> **Records about charts and figures**:

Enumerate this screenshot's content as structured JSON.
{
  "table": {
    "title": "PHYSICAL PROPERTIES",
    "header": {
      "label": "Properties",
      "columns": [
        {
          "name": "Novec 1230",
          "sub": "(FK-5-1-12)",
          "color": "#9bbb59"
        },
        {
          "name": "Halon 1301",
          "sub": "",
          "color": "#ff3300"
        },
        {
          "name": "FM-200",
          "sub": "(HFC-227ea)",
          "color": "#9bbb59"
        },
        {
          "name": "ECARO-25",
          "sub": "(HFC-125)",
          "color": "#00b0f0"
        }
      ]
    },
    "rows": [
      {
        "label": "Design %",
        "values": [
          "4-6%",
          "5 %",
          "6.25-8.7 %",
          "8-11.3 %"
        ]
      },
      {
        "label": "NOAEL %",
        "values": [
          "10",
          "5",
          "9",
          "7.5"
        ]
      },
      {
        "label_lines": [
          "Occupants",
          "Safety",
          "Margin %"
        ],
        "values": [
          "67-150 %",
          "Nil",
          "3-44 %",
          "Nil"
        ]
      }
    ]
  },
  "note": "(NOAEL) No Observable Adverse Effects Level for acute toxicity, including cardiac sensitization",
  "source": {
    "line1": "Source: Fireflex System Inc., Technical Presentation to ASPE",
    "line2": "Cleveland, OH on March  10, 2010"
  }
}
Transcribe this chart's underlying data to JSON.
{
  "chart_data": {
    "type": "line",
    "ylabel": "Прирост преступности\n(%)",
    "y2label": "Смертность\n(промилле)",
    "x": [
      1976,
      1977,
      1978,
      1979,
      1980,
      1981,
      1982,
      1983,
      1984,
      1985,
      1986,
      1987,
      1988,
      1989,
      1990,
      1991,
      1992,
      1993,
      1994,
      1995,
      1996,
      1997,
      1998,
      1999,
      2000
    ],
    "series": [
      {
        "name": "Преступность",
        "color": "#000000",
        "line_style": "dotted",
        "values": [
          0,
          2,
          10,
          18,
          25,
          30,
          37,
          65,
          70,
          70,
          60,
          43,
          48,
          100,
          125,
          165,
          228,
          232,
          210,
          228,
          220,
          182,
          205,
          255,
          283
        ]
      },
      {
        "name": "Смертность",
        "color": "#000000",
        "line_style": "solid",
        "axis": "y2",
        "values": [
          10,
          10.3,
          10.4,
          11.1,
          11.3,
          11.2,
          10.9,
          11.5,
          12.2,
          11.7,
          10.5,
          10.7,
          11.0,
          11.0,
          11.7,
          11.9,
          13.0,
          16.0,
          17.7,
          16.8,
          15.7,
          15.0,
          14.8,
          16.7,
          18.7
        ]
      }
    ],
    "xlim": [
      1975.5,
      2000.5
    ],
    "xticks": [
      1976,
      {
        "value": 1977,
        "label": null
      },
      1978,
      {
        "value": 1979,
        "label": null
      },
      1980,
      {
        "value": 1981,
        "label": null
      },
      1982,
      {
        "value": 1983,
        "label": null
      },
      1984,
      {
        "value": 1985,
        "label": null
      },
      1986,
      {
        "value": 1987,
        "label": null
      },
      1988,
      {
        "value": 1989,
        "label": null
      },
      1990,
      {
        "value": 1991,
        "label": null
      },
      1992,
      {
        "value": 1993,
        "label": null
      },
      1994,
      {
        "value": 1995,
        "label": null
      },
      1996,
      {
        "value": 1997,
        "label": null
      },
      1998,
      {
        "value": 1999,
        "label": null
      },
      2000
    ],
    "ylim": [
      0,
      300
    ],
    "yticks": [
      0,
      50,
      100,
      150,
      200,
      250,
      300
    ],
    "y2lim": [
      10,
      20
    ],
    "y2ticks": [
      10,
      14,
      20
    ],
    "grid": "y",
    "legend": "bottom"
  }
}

> **Direction**: Print out all the entries precisely as written.

> **Result for this exercise**:
Enumerate this screenshot's content as structured JSON.
{
  "table": {
    "title": "PHYSICAL PROPERTIES",
    "header": {
      "label": "Properties",
      "columns": [
        {
          "name": "Novec 1230",
          "sub": "(FK-5-1-12)",
          "color": "#9bbb59"
        },
        {
          "name": "Halon 1301",
          "sub": "",
          "color": "#ff3300"
        },
        {
          "name": "FM-200",
          "sub": "(HFC-227ea)",
          "color": "#9bbb59"
        },
        {
          "name": "ECARO-25",
          "sub": "(HFC-125)",
          "color": "#00b0f0"
        }
      ]
    },
    "rows": [
      {
        "label": "Design %",
        "values": [
          "4-6%",
          "5 %",
          "6.25-8.7 %",
          "8-11.3 %"
        ]
      },
      {
        "label": "NOAEL %",
        "values": [
          "10",
          "5",
          "9",
          "7.5"
        ]
      },
      {
        "label_lines": [
          "Occupants",
          "Safety",
          "Margin %"
        ],
        "values": [
          "67-150 %",
          "Nil",
          "3-44 %",
          "Nil"
        ]
      }
    ]
  },
  "note": "(NOAEL) No Observable Adverse Effects Level for acute toxicity, including cardiac sensitization",
  "source": {
    "line1": "Source: Fireflex System Inc., Technical Presentation to ASPE",
    "line2": "Cleveland, OH on March  10, 2010"
  }
}
Transcribe this chart's underlying data to JSON.
{
  "chart_data": {
    "type": "line",
    "ylabel": "Прирост преступности\n(%)",
    "y2label": "Смертность\n(промилле)",
    "x": [
      1976,
      1977,
      1978,
      1979,
      1980,
      1981,
      1982,
      1983,
      1984,
      1985,
      1986,
      1987,
      1988,
      1989,
      1990,
      1991,
      1992,
      1993,
      1994,
      1995,
      1996,
      1997,
      1998,
      1999,
      2000
    ],
    "series": [
      {
        "name": "Преступность",
        "color": "#000000",
        "line_style": "dotted",
        "values": [
          0,
          2,
          10,
          18,
          25,
          30,
          37,
          65,
          70,
          70,
          60,
          43,
          48,
          100,
          125,
          165,
          228,
          232,
          210,
          228,
          220,
          182,
          205,
          255,
          283
        ]
      },
      {
        "name": "Смертность",
        "color": "#000000",
        "line_style": "solid",
        "axis": "y2",
        "values": [
          10,
          10.3,
          10.4,
          11.1,
          11.3,
          11.2,
          10.9,
          11.5,
          12.2,
          11.7,
          10.5,
          10.7,
          11.0,
          11.0,
          11.7,
          11.9,
          13.0,
          16.0,
          17.7,
          16.8,
          15.7,
          15.0,
          14.8,
          16.7,
          18.7
        ]
      }
    ],
    "xlim": [
      1975.5,
      2000.5
    ],
    "xticks": [
      1976,
      {
        "value": 1977,
        "label": null
      },
      1978,
      {
        "value": 1979,
        "label": null
      },
      1980,
      {
        "value": 1981,
        "label": null
      },
      1982,
      {
        "value": 1983,
        "label": null
      },
      1984,
      {
        "value": 1985,
        "label": null
      },
      1986,
      {
        "value": 1987,
        "label": null
      },
      1988,
      {
        "value": 1989,
        "label": null
      },
      1990,
      {
        "value": 1991,
        "label": null
      },
      1992,
      {
        "value": 1993,
        "label": null
      },
      1994,
      {
        "value": 1995,
        "label": null
      },
      1996,
      {
        "value": 1997,
        "label": null
      },
      1998,
      {
        "value": 1999,
        "label": null
      },
      2000
    ],
    "ylim": [
      0,
      300
    ],
    "yticks": [
      0,
      50,
      100,
      150,
      200,
      250,
      300
    ],
    "y2lim": [
      10,
      20
    ],
    "y2ticks": [
      10,
      14,
      20
    ],
    "grid": "y",
    "legend": "bottom"
  }
}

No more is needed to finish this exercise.